**PROBLEM**
Convert the record lines below into a Markdown table with two columns, Row and Listing line. Number each row and leave out blank lines. Begin at the line that has "list-item bbox=[211, 1066, 290, 1092]" and stop after the line that has "list-item-text: IV Medications bbox=[211, 504, 349, 527]", with no other lines included.

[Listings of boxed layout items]
==============================
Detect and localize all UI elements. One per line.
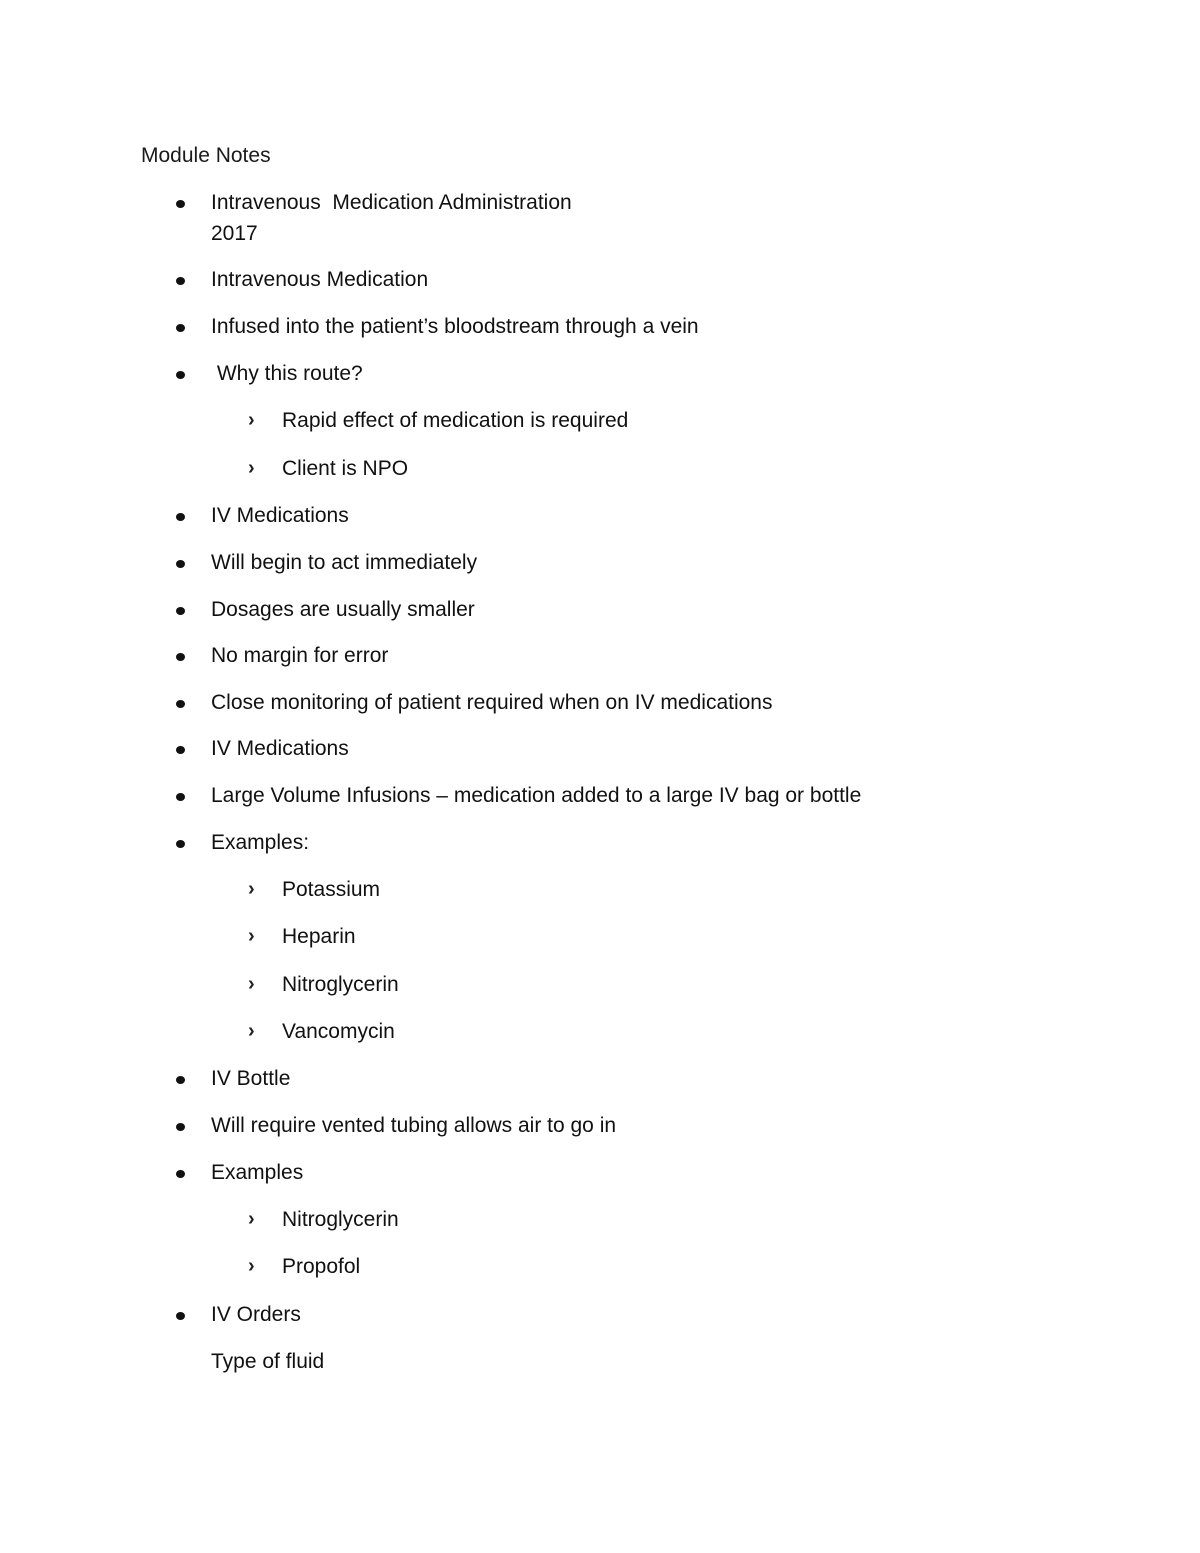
list-item bbox=[211, 1066, 290, 1092]
list-item-text: Nitroglycerin bbox=[282, 1208, 399, 1231]
arrow-bullet-icon: › bbox=[248, 1020, 255, 1042]
arrow-bullet-icon: › bbox=[248, 973, 255, 995]
list-item-text: IV Orders bbox=[211, 1303, 301, 1326]
bullet-icon bbox=[176, 200, 185, 208]
list-item-text: IV Medications bbox=[211, 504, 349, 527]
sub-list-item bbox=[282, 408, 628, 434]
list-item bbox=[211, 736, 349, 762]
list-item-text: IV Medications bbox=[211, 737, 349, 760]
bullet-icon bbox=[176, 840, 185, 848]
bullet-icon bbox=[176, 1170, 185, 1178]
arrow-bullet-icon: › bbox=[248, 1208, 255, 1230]
bullet-icon bbox=[176, 513, 185, 521]
list-item bbox=[211, 550, 477, 576]
arrow-bullet-icon: › bbox=[248, 878, 255, 900]
bullet-icon bbox=[176, 1076, 185, 1084]
list-item-text: Dosages are usually smaller bbox=[211, 598, 475, 621]
list-item bbox=[211, 361, 363, 387]
sub-list-item bbox=[282, 1254, 360, 1280]
bullet-icon bbox=[176, 324, 185, 332]
list-item bbox=[211, 643, 388, 669]
list-item bbox=[211, 267, 428, 293]
sub-list-item bbox=[282, 1207, 399, 1233]
list-item bbox=[211, 314, 699, 340]
list-item bbox=[211, 830, 309, 856]
list-item-text: Nitroglycerin bbox=[282, 973, 399, 996]
bullet-icon bbox=[176, 653, 185, 661]
list-item bbox=[211, 503, 349, 529]
list-item-text: Intravenous Medication Administration bbox=[211, 191, 572, 214]
arrow-bullet-icon: › bbox=[248, 409, 255, 431]
list-item bbox=[211, 1302, 301, 1328]
list-item-text: No margin for error bbox=[211, 644, 389, 667]
sub-list-item bbox=[282, 1019, 395, 1045]
bullet-icon bbox=[176, 793, 185, 801]
list-item bbox=[211, 1113, 616, 1139]
bullet-icon bbox=[176, 700, 185, 708]
list-item-text: Potassium bbox=[282, 878, 381, 901]
list-item-text: Heparin bbox=[282, 925, 356, 948]
list-item-text: Vancomycin bbox=[282, 1020, 395, 1043]
list-item bbox=[211, 190, 572, 247]
sub-list-item bbox=[282, 924, 356, 950]
bullet-icon bbox=[176, 371, 185, 379]
list-item-year: 2017 bbox=[211, 222, 258, 245]
arrow-bullet-icon: › bbox=[248, 457, 255, 479]
list-item-text: Will begin to act immediately bbox=[211, 551, 478, 574]
list-item bbox=[211, 690, 772, 716]
list-item-text: IV Bottle bbox=[211, 1067, 291, 1090]
list-item-text: Infused into the patient’s bloodstream through a vein bbox=[211, 315, 699, 338]
bullet-icon bbox=[176, 1312, 185, 1320]
list-item bbox=[211, 1349, 324, 1375]
list-item-text: Propofol bbox=[282, 1255, 361, 1278]
list-item-text: Will require vented tubing allows air to go in bbox=[211, 1114, 617, 1137]
list-item bbox=[211, 783, 861, 809]
arrow-bullet-icon: › bbox=[248, 925, 255, 947]
bullet-icon bbox=[176, 607, 185, 615]
bullet-icon bbox=[176, 560, 185, 568]
list-item-text: Intravenous Medication bbox=[211, 268, 429, 291]
sub-list-item bbox=[282, 456, 408, 482]
list-item-text: Large Volume Infusions – medication added to a large IV bag or bottle bbox=[211, 784, 862, 807]
bullet-icon bbox=[176, 1123, 185, 1131]
list-item-text: Client is NPO bbox=[282, 457, 409, 480]
list-item-text: Type of fluid bbox=[211, 1350, 325, 1373]
list-item-text: Rapid effect of medication is required bbox=[282, 409, 629, 432]
list-item-text: Close monitoring of patient required when on IV medications bbox=[211, 691, 773, 714]
sub-list-item bbox=[282, 972, 399, 998]
sub-list-item bbox=[282, 877, 380, 903]
list-item bbox=[211, 1160, 303, 1186]
arrow-bullet-icon: › bbox=[248, 1255, 255, 1277]
page-title: Module Notes bbox=[141, 144, 271, 167]
list-item-text: Examples: bbox=[211, 831, 310, 854]
bullet-icon bbox=[176, 277, 185, 285]
bullet-icon bbox=[176, 746, 185, 754]
list-item bbox=[211, 597, 475, 623]
list-item-text: Examples bbox=[211, 1161, 304, 1184]
list-item-text: Why this route? bbox=[211, 362, 363, 385]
==============================
**SOLUTION TO THIS PROBLEM**
| Row | Listing line |
|---|---|
| 1 | list-item bbox=[211, 1066, 290, 1092] |
| 2 | list-item-text: Nitroglycerin bbox=[282, 1208, 399, 1231] |
| 3 | arrow-bullet-icon: › bbox=[248, 1020, 255, 1042] |
| 4 | arrow-bullet-icon: › bbox=[248, 973, 255, 995] |
| 5 | list-item-text: IV Orders bbox=[211, 1303, 301, 1326] |
| 6 | bullet-icon bbox=[176, 200, 185, 208] |
| 7 | list-item-text: IV Medications bbox=[211, 504, 349, 527] |